**Set task**. Without the images, write out the whole listing exactly.

**Input data**.
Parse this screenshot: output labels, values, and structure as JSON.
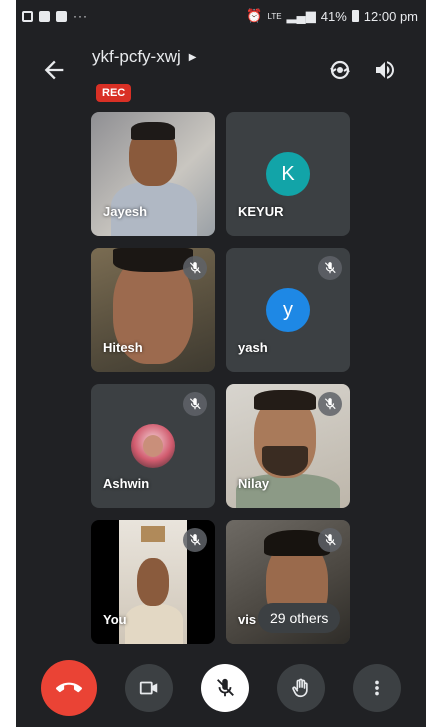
{
  "status_bar": {
    "dots": "···",
    "signal_text": "LTE",
    "battery": "41%",
    "time": "12:00 pm"
  },
  "meeting": {
    "code": "ykf-pcfy-xwj",
    "rec_label": "REC"
  },
  "participants": [
    {
      "name": "Jayesh",
      "type": "video",
      "muted": false
    },
    {
      "name": "KEYUR",
      "type": "avatar",
      "initial": "K",
      "avatar_color": "#12a4a8",
      "muted": false
    },
    {
      "name": "Hitesh",
      "type": "video",
      "muted": true
    },
    {
      "name": "yash",
      "type": "avatar",
      "initial": "y",
      "avatar_color": "#1e88e5",
      "muted": true
    },
    {
      "name": "Ashwin",
      "type": "photo-avatar",
      "muted": true
    },
    {
      "name": "Nilay",
      "type": "video",
      "muted": true
    },
    {
      "name": "You",
      "type": "video",
      "muted": true
    },
    {
      "name": "vis",
      "type": "video",
      "muted": true
    }
  ],
  "others_chip": "29 others",
  "controls": {
    "end_call": "call-end-icon",
    "video": "video-camera-icon",
    "mic": "mic-off-icon",
    "raise_hand": "raise-hand-icon",
    "more": "more-vert-icon"
  },
  "colors": {
    "background": "#202124",
    "tile": "#3c4043",
    "rec": "#d93025",
    "end_call": "#ea4335"
  }
}
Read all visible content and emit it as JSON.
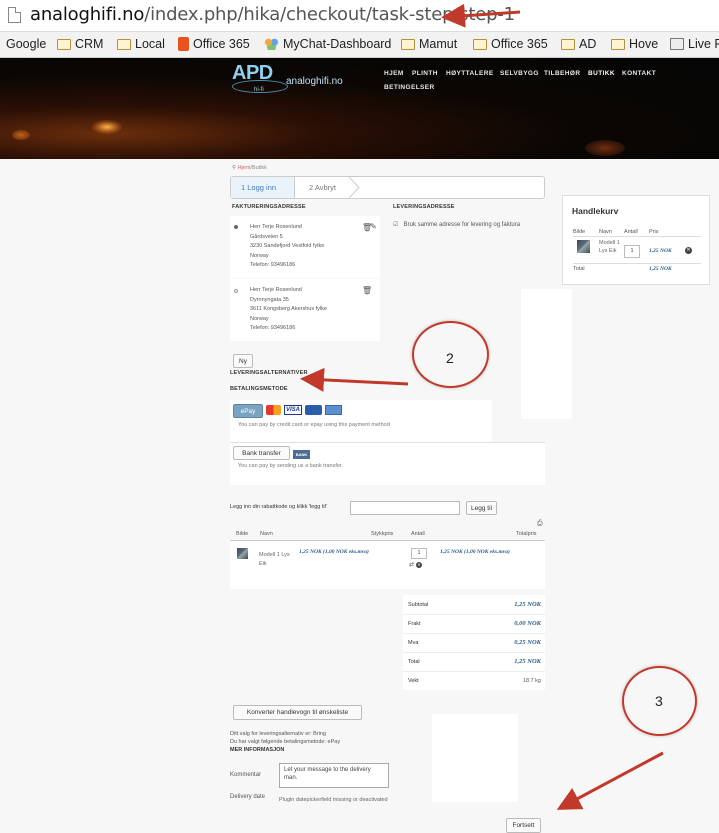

**Completed exercise**.
Parse this screenshot: output labels, values, and structure as JSON.
{
  "status_bar": {
    "dots": "···",
    "signal_text": "LTE",
    "battery": "41%",
    "time": "12:00 pm"
  },
  "meeting": {
    "code": "ykf-pcfy-xwj",
    "rec_label": "REC"
  },
  "participants": [
    {
      "name": "Jayesh",
      "type": "video",
      "muted": false
    },
    {
      "name": "KEYUR",
      "type": "avatar",
      "initial": "K",
      "avatar_color": "#12a4a8",
      "muted": false
    },
    {
      "name": "Hitesh",
      "type": "video",
      "muted": true
    },
    {
      "name": "yash",
      "type": "avatar",
      "initial": "y",
      "avatar_color": "#1e88e5",
      "muted": true
    },
    {
      "name": "Ashwin",
      "type": "photo-avatar",
      "muted": true
    },
    {
      "name": "Nilay",
      "type": "video",
      "muted": true
    },
    {
      "name": "You",
      "type": "video",
      "muted": true
    },
    {
      "name": "vis",
      "type": "video",
      "muted": true
    }
  ],
  "others_chip": "29 others",
  "controls": {
    "end_call": "call-end-icon",
    "video": "video-camera-icon",
    "mic": "mic-off-icon",
    "raise_hand": "raise-hand-icon",
    "more": "more-vert-icon"
  },
  "colors": {
    "background": "#202124",
    "tile": "#3c4043",
    "rec": "#d93025",
    "end_call": "#ea4335"
  }
}
Read all visible content and emit it as JSON.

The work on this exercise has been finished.